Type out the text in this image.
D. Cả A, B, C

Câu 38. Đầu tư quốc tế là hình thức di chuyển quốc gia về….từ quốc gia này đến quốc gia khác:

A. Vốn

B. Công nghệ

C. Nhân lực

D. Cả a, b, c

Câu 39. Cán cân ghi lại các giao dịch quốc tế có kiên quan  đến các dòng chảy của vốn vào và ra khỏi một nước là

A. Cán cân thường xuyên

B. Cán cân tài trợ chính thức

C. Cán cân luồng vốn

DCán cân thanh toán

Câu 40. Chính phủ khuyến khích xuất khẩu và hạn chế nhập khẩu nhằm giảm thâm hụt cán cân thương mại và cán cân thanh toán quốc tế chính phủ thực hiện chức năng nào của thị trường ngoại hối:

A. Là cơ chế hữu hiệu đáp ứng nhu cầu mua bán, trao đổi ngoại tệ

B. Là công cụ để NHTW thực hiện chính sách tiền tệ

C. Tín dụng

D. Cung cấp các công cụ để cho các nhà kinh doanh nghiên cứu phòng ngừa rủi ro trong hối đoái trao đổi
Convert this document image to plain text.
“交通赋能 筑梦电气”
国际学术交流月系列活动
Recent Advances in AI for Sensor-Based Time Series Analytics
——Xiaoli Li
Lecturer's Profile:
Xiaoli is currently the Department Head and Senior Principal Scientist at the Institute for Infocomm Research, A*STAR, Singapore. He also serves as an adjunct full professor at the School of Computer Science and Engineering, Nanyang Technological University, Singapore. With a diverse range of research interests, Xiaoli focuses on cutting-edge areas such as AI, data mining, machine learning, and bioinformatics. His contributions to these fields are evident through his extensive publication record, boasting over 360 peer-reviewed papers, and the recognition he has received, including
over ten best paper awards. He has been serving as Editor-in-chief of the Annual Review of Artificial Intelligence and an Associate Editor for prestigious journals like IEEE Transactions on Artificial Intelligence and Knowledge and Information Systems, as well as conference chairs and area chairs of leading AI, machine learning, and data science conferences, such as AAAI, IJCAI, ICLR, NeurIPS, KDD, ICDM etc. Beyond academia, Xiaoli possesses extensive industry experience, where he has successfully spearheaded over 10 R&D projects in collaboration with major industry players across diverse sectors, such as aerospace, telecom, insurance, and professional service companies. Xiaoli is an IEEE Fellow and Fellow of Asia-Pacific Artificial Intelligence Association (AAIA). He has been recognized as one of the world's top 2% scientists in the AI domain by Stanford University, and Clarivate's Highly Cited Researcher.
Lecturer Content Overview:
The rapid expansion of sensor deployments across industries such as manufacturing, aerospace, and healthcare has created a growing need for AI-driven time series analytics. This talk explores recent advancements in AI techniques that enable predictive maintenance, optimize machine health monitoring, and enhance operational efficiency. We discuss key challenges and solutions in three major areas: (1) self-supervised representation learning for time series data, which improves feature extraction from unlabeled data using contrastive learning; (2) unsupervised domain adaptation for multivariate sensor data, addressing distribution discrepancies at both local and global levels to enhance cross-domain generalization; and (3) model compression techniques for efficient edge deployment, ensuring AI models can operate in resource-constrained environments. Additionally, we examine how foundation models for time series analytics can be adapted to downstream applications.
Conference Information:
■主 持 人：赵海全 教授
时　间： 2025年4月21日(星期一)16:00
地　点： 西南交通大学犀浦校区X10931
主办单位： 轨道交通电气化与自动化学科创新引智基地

++++++

▶ [What you have to do]:
Print all of the entries again, exactly as written.

▶ [Full output]:
Type out the text in this image.
D. Cả A, B, C

Câu 38. Đầu tư quốc tế là hình thức di chuyển quốc gia về….từ quốc gia này đến quốc gia khác:

A. Vốn

B. Công nghệ

C. Nhân lực

D. Cả a, b, c

Câu 39. Cán cân ghi lại các giao dịch quốc tế có kiên quan  đến các dòng chảy của vốn vào và ra khỏi một nước là

A. Cán cân thường xuyên

B. Cán cân tài trợ chính thức

C. Cán cân luồng vốn

DCán cân thanh toán

Câu 40. Chính phủ khuyến khích xuất khẩu và hạn chế nhập khẩu nhằm giảm thâm hụt cán cân thương mại và cán cân thanh toán quốc tế chính phủ thực hiện chức năng nào của thị trường ngoại hối:

A. Là cơ chế hữu hiệu đáp ứng nhu cầu mua bán, trao đổi ngoại tệ

B. Là công cụ để NHTW thực hiện chính sách tiền tệ

C. Tín dụng

D. Cung cấp các công cụ để cho các nhà kinh doanh nghiên cứu phòng ngừa rủi ro trong hối đoái trao đổi
Convert this document image to plain text.
“交通赋能 筑梦电气”
国际学术交流月系列活动
Recent Advances in AI for Sensor-Based Time Series Analytics
——Xiaoli Li
Lecturer's Profile:
Xiaoli is currently the Department Head and Senior Principal Scientist at the Institute for Infocomm Research, A*STAR, Singapore. He also serves as an adjunct full professor at the School of Computer Science and Engineering, Nanyang Technological University, Singapore. With a diverse range of research interests, Xiaoli focuses on cutting-edge areas such as AI, data mining, machine learning, and bioinformatics. His contributions to these fields are evident through his extensive publication record, boasting over 360 peer-reviewed papers, and the recognition he has received, including
over ten best paper awards. He has been serving as Editor-in-chief of the Annual Review of Artificial Intelligence and an Associate Editor for prestigious journals like IEEE Transactions on Artificial Intelligence and Knowledge and Information Systems, as well as conference chairs and area chairs of leading AI, machine learning, and data science conferences, such as AAAI, IJCAI, ICLR, NeurIPS, KDD, ICDM etc. Beyond academia, Xiaoli possesses extensive industry experience, where he has successfully spearheaded over 10 R&D projects in collaboration with major industry players across diverse sectors, such as aerospace, telecom, insurance, and professional service companies. Xiaoli is an IEEE Fellow and Fellow of Asia-Pacific Artificial Intelligence Association (AAIA). He has been recognized as one of the world's top 2% scientists in the AI domain by Stanford University, and Clarivate's Highly Cited Researcher.
Lecturer Content Overview:
The rapid expansion of sensor deployments across industries such as manufacturing, aerospace, and healthcare has created a growing need for AI-driven time series analytics. This talk explores recent advancements in AI techniques that enable predictive maintenance, optimize machine health monitoring, and enhance operational efficiency. We discuss key challenges and solutions in three major areas: (1) self-supervised representation learning for time series data, which improves feature extraction from unlabeled data using contrastive learning; (2) unsupervised domain adaptation for multivariate sensor data, addressing distribution discrepancies at both local and global levels to enhance cross-domain generalization; and (3) model compression techniques for efficient edge deployment, ensuring AI models can operate in resource-constrained environments. Additionally, we examine how foundation models for time series analytics can be adapted to downstream applications.
Conference Information:
■主 持 人：赵海全 教授
时　间： 2025年4月21日(星期一)16:00
地　点： 西南交通大学犀浦校区X10931
主办单位： 轨道交通电气化与自动化学科创新引智基地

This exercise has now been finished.